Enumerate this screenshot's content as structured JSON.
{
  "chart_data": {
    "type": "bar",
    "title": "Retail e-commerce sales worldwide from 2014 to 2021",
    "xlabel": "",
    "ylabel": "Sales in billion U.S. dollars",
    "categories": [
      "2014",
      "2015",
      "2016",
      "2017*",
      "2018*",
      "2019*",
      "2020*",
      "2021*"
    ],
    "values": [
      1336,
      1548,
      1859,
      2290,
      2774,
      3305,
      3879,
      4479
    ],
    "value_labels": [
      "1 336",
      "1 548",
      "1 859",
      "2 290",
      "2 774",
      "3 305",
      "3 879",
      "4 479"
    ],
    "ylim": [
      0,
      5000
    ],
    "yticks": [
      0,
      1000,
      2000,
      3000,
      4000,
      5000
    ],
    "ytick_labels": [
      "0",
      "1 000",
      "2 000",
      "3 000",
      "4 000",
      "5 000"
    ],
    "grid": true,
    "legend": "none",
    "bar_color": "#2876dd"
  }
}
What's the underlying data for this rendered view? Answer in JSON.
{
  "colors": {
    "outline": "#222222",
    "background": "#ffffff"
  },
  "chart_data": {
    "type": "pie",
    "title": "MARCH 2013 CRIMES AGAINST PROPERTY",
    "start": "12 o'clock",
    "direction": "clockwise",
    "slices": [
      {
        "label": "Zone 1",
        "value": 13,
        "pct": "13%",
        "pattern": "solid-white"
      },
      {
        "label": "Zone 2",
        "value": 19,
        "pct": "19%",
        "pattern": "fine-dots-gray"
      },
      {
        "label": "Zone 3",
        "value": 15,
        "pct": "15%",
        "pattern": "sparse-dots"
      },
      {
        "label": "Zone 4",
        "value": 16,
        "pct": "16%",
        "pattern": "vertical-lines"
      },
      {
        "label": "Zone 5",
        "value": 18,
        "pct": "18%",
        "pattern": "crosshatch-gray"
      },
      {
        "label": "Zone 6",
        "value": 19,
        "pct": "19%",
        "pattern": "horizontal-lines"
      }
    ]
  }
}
■ ■ ■ ■ ■ ■ ■
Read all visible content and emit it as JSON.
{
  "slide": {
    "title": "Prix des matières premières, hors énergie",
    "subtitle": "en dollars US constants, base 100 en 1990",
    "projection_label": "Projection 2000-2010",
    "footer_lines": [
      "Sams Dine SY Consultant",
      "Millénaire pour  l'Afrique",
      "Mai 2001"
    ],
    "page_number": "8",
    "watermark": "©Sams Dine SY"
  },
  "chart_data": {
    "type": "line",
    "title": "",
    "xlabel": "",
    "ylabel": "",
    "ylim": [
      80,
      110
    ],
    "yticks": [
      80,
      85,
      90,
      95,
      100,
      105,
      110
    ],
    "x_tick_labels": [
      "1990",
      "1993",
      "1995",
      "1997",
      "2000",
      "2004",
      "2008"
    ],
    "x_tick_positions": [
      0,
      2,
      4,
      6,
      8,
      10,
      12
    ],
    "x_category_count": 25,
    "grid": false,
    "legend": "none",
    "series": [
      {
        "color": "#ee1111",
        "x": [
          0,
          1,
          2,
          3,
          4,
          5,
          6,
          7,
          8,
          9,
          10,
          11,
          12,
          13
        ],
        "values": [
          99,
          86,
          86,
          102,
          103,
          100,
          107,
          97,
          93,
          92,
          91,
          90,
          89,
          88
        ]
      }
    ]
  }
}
■ ■ ■ ■ ■ ■ ■
THE EXERCISE: Copy every line in the listing above where the string "gray" turns up.

REPLY TO THE EXERCISE:
        "pattern": "fine-dots-gray"
        "pattern": "crosshatch-gray"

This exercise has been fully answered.